##### RECORDS FOR THIS EXERCISE #####

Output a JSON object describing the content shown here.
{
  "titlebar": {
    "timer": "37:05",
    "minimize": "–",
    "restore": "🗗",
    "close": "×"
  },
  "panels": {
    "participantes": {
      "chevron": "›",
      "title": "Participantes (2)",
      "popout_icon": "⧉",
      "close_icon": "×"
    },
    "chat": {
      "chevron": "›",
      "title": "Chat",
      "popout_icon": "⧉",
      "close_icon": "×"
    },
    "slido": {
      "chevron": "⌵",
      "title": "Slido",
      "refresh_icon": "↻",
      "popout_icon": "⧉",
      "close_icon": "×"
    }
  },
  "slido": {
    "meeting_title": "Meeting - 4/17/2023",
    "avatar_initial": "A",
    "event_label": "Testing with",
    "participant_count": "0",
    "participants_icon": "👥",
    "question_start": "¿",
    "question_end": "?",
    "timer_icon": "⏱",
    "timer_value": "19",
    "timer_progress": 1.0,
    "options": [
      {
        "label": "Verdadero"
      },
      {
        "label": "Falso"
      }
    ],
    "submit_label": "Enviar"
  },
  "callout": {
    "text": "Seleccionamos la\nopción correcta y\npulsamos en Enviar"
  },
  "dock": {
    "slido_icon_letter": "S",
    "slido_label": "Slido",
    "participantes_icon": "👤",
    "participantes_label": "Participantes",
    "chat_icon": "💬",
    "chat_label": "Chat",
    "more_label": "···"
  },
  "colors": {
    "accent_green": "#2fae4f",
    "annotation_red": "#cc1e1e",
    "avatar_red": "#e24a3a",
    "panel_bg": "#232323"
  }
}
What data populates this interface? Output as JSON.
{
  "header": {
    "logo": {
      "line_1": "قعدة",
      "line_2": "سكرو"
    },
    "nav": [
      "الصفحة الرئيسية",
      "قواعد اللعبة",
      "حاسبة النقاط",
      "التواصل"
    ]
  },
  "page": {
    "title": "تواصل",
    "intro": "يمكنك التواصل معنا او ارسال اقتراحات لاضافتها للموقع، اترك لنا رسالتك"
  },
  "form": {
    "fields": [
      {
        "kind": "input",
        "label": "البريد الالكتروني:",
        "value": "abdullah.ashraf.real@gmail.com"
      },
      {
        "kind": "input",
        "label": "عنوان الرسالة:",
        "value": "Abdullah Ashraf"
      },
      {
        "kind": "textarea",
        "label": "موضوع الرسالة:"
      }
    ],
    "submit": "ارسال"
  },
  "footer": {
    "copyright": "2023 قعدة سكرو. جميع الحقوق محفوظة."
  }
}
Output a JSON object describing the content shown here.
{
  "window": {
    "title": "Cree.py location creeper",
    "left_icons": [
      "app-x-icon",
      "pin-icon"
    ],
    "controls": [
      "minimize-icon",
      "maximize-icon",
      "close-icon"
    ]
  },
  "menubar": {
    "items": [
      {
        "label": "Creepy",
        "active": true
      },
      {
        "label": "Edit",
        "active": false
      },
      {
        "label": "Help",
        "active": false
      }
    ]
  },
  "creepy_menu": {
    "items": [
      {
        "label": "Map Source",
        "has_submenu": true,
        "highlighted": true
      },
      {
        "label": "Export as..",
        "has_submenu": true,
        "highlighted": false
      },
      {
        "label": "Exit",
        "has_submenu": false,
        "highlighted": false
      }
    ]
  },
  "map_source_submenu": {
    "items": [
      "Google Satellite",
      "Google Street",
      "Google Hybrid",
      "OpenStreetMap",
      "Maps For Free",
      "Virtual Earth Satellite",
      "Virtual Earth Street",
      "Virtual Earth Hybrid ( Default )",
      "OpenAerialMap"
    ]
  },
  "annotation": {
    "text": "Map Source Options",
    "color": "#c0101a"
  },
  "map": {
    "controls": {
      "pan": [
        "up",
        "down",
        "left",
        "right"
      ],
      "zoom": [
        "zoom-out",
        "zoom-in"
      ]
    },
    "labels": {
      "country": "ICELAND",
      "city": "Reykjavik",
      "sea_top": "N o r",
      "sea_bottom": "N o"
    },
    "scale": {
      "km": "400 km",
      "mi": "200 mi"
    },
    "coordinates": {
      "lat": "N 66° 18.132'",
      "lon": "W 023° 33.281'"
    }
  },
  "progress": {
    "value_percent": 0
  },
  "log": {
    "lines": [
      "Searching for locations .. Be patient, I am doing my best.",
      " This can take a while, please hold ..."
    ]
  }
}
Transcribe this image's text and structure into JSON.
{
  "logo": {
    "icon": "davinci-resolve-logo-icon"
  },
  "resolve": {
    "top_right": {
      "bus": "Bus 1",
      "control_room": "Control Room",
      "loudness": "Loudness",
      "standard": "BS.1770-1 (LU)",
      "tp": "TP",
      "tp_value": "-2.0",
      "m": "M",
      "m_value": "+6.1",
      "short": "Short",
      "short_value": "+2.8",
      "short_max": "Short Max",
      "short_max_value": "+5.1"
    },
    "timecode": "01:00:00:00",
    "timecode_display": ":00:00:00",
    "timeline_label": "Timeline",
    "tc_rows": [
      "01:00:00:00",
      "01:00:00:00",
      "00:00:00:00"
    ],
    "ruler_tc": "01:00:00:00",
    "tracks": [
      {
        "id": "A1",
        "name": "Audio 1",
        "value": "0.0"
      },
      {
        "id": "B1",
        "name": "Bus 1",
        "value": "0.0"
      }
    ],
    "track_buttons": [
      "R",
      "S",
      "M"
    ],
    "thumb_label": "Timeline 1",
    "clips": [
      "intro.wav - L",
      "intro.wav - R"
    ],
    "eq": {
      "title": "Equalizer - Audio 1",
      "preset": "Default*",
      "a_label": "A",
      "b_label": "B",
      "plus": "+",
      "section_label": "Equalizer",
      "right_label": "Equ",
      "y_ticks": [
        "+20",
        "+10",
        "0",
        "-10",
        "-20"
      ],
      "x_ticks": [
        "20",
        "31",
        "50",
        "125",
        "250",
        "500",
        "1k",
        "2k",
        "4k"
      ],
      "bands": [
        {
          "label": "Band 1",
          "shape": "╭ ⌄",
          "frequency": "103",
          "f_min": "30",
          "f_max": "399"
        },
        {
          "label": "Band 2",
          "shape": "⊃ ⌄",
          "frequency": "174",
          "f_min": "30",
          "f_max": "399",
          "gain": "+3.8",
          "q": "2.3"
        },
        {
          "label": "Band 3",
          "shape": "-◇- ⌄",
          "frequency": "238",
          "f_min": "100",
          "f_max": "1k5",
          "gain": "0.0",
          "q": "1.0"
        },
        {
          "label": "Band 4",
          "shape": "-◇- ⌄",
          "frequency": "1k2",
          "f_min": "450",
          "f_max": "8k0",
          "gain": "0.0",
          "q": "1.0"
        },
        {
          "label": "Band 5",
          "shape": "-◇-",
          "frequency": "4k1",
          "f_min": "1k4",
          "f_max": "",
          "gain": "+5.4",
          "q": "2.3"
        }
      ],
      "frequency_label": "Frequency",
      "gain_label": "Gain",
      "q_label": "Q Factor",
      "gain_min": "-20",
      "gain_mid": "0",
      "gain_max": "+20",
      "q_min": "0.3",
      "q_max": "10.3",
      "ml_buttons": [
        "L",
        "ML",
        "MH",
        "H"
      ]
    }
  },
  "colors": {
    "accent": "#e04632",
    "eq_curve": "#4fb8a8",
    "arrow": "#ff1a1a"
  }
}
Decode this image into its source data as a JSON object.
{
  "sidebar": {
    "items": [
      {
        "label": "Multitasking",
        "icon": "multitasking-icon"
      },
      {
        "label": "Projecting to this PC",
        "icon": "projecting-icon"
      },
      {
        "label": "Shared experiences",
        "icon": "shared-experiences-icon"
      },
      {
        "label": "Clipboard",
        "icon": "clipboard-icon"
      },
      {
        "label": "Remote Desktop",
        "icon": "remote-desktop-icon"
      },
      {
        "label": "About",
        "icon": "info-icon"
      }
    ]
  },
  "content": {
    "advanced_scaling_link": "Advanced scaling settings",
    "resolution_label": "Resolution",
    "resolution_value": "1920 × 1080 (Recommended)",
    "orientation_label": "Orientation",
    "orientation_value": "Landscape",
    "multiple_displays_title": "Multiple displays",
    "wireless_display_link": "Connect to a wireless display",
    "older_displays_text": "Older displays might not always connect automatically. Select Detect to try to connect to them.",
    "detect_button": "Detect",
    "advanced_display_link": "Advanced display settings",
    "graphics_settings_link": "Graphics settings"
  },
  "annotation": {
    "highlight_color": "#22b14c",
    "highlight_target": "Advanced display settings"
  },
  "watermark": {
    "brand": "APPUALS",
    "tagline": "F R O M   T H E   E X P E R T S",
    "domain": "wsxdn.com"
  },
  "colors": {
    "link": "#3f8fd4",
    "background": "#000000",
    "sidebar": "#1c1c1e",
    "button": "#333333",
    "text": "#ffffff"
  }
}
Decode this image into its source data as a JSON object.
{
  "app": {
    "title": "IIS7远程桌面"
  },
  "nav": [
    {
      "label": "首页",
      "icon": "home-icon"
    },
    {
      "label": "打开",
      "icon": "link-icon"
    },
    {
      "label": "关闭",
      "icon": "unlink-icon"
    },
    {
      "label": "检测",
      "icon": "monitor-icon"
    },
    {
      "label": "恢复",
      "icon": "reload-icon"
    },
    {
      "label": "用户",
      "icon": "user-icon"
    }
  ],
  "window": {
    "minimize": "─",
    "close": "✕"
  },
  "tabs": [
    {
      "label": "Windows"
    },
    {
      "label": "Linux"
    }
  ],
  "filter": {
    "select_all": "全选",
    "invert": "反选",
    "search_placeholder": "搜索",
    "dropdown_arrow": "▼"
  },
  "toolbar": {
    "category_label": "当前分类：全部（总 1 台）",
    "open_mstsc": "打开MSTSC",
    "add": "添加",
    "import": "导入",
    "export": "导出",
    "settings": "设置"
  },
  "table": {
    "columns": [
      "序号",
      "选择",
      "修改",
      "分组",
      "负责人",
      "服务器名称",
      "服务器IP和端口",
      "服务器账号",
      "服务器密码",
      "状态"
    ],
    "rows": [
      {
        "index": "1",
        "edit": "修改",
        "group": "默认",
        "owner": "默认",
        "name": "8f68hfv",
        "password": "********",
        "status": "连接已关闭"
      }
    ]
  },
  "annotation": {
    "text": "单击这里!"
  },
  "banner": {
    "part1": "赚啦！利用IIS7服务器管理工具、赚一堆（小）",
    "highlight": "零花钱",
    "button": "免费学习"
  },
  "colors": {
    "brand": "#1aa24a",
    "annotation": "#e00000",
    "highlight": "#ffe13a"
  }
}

#####

Wherever "الرسالة" shows up in a line, copy that line.

PROBLEM SOLUTION:
        "label": "عنوان الرسالة:",
        "label": "موضوع الرسالة:"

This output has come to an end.